[TASK] Filter the records for lines holding the string "child".

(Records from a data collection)
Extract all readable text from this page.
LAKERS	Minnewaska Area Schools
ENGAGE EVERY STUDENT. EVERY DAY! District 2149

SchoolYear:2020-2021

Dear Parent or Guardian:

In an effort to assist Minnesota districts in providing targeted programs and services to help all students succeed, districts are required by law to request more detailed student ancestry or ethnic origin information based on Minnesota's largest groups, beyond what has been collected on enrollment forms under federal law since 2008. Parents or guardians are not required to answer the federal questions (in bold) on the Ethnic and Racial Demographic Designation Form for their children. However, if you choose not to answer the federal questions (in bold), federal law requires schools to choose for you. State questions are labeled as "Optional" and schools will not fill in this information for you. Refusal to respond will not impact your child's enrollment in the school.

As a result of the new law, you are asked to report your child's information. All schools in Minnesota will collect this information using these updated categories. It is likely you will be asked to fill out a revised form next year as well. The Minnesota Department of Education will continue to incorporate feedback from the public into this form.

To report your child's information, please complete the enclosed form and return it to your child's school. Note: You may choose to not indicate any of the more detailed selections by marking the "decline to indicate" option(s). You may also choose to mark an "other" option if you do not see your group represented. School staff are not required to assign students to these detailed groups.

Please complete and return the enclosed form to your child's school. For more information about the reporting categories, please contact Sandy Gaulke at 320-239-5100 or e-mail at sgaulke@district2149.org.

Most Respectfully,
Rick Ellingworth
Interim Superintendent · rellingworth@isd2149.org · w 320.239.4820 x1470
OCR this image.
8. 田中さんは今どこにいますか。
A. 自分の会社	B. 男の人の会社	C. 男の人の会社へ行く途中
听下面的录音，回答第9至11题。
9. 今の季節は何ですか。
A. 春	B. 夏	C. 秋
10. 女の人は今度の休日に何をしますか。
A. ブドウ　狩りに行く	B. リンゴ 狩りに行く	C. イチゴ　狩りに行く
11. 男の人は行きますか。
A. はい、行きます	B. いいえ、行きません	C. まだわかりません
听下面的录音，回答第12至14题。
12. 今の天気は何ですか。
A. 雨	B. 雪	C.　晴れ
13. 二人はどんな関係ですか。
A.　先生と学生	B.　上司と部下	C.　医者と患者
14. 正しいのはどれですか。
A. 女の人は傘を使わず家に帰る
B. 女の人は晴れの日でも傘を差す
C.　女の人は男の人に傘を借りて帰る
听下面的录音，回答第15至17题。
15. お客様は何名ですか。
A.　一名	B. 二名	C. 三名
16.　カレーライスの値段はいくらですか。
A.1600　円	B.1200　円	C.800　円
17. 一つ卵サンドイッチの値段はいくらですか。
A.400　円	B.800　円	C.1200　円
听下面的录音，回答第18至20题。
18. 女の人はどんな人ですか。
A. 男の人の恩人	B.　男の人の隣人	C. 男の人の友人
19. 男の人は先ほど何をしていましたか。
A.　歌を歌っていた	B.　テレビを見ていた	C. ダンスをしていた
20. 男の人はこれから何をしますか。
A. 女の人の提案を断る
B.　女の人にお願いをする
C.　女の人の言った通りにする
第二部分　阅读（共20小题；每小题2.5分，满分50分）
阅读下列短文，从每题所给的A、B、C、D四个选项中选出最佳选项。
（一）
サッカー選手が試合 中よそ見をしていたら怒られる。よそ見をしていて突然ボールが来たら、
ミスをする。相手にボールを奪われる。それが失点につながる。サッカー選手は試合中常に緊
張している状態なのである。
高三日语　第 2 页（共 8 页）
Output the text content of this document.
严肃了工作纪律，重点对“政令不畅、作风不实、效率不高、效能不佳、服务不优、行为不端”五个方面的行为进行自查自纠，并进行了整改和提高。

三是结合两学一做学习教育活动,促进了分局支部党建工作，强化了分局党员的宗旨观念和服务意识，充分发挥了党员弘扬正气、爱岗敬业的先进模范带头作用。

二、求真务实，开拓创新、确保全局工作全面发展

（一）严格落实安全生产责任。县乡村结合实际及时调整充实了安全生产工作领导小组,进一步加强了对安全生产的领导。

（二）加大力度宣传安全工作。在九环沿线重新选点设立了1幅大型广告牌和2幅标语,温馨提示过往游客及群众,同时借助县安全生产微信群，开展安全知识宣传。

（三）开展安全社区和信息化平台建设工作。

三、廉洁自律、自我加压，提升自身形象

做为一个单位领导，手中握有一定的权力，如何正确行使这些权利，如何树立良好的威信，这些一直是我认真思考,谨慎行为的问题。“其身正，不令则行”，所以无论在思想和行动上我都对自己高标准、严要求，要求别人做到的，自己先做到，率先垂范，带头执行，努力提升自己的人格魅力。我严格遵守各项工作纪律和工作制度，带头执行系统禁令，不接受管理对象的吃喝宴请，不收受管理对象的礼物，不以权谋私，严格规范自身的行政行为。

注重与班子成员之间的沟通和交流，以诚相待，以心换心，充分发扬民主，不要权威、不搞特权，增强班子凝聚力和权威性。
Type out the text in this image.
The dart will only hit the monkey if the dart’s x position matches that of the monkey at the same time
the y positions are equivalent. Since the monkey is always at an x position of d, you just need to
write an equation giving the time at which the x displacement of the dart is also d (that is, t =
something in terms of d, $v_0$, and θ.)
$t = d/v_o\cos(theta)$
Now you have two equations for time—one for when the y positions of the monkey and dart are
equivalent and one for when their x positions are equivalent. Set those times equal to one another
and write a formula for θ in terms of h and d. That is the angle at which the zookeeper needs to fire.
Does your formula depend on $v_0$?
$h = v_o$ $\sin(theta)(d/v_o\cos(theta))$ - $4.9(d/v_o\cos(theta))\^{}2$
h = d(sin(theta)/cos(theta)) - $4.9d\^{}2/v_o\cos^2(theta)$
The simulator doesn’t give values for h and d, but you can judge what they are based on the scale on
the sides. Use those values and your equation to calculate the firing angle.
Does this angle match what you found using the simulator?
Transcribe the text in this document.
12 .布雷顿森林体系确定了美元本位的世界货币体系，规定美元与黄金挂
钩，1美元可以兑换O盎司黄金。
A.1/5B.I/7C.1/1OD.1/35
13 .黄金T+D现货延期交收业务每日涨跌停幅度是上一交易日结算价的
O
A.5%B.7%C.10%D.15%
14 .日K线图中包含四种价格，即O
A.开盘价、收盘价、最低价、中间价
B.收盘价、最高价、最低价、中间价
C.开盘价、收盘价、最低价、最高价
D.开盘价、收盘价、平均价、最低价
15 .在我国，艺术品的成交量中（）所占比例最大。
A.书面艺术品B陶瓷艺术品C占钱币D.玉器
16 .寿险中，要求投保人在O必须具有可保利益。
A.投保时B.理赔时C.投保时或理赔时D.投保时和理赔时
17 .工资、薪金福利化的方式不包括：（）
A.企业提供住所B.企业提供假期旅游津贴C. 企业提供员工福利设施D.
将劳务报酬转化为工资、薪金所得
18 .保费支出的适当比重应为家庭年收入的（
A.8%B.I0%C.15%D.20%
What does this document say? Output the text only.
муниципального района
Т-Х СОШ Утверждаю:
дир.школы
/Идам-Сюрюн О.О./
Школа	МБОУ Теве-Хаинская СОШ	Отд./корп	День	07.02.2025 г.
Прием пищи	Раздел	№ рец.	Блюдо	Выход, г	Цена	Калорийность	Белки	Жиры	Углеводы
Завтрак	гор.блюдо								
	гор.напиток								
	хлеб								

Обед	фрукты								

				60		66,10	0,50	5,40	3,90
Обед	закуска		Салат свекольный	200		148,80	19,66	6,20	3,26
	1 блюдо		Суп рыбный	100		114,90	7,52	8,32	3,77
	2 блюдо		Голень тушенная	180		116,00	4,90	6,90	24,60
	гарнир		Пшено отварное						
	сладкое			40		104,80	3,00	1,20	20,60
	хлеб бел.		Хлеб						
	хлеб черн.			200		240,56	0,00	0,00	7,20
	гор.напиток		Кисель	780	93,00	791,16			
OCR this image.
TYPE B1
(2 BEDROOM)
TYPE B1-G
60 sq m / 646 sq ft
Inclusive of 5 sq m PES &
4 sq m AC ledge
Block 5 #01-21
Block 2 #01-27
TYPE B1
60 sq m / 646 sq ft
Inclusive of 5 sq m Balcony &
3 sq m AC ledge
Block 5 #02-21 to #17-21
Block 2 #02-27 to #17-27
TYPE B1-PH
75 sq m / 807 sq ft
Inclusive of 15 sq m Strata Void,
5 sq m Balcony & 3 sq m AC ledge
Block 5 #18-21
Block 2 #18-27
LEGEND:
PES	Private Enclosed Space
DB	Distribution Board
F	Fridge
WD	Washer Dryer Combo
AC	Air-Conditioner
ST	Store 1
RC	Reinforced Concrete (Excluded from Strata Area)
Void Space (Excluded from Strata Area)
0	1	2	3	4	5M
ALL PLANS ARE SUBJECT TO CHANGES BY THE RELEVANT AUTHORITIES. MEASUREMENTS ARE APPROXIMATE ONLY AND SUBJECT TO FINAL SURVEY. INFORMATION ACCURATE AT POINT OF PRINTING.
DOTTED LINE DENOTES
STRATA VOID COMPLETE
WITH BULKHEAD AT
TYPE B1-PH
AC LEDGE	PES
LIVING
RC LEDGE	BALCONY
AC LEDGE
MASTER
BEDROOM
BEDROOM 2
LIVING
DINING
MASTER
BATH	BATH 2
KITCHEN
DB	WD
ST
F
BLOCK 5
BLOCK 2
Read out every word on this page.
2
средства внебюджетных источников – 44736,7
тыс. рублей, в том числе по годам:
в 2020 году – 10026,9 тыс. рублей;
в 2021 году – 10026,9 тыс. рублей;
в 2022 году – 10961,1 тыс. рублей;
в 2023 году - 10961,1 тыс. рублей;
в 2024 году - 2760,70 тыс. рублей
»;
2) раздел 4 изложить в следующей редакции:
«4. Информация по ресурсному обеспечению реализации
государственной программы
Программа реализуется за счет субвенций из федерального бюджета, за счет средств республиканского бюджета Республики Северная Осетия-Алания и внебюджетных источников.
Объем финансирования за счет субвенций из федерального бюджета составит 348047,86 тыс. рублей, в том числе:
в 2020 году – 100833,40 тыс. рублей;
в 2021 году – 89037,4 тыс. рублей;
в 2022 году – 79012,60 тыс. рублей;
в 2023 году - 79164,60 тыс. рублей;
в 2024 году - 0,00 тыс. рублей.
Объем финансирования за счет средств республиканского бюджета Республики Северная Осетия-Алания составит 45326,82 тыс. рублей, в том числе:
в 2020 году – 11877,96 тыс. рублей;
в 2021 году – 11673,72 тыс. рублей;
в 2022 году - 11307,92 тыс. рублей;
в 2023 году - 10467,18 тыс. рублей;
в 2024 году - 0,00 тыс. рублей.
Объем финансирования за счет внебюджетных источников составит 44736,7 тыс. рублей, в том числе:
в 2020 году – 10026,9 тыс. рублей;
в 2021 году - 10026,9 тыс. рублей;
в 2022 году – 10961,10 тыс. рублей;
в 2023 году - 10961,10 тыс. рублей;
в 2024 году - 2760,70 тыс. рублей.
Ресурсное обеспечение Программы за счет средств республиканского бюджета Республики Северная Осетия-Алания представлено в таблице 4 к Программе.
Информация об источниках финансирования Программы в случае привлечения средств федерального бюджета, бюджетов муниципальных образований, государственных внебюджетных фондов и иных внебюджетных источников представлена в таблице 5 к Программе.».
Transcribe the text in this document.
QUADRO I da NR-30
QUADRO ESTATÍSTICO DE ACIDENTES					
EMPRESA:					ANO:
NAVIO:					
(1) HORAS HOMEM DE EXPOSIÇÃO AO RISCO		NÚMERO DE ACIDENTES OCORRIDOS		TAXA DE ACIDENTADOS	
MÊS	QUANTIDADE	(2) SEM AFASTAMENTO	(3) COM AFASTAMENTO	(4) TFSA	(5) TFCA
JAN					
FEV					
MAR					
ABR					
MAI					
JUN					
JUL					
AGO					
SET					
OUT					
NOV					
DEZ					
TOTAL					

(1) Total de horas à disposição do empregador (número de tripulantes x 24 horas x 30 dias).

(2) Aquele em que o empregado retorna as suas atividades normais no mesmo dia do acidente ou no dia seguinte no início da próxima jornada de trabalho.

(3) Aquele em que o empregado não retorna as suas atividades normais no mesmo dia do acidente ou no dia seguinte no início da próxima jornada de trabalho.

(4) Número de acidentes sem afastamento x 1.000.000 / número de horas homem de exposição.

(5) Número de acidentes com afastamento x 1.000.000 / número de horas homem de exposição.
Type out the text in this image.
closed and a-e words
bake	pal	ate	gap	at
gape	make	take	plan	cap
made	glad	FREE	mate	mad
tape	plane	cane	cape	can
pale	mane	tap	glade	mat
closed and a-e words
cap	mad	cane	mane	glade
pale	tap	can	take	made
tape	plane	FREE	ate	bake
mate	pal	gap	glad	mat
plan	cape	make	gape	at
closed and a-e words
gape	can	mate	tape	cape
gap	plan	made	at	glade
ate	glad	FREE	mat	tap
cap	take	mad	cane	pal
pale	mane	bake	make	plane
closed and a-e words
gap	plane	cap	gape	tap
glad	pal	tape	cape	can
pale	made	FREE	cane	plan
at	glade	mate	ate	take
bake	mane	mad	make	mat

[RESULT FOR THIS EXERCISE]
In an effort to assist Minnesota districts in providing targeted programs and services to help all students succeed, districts are required by law to request more detailed student ancestry or ethnic origin information based on Minnesota's largest groups, beyond what has been collected on enrollment forms under federal law since 2008. Parents or guardians are not required to answer the federal questions (in bold) on the Ethnic and Racial Demographic Designation Form for their children. However, if you choose not to answer the federal questions (in bold), federal law requires schools to choose for you. State questions are labeled as "Optional" and schools will not fill in this information for you. Refusal to respond will not impact your child's enrollment in the school.
As a result of the new law, you are asked to report your child's information. All schools in Minnesota will collect this information using these updated categories. It is likely you will be asked to fill out a revised form next year as well. The Minnesota Department of Education will continue to incorporate feedback from the public into this form.
To report your child's information, please complete the enclosed form and return it to your child's school. Note: You may choose to not indicate any of the more detailed selections by marking the "decline to indicate" option(s). You may also choose to mark an "other" option if you do not see your group represented. School staff are not required to assign students to these detailed groups.
Please complete and return the enclosed form to your child's school. For more information about the reporting categories, please contact Sandy Gaulke at 320-239-5100 or e-mail at sgaulke@district2149.org.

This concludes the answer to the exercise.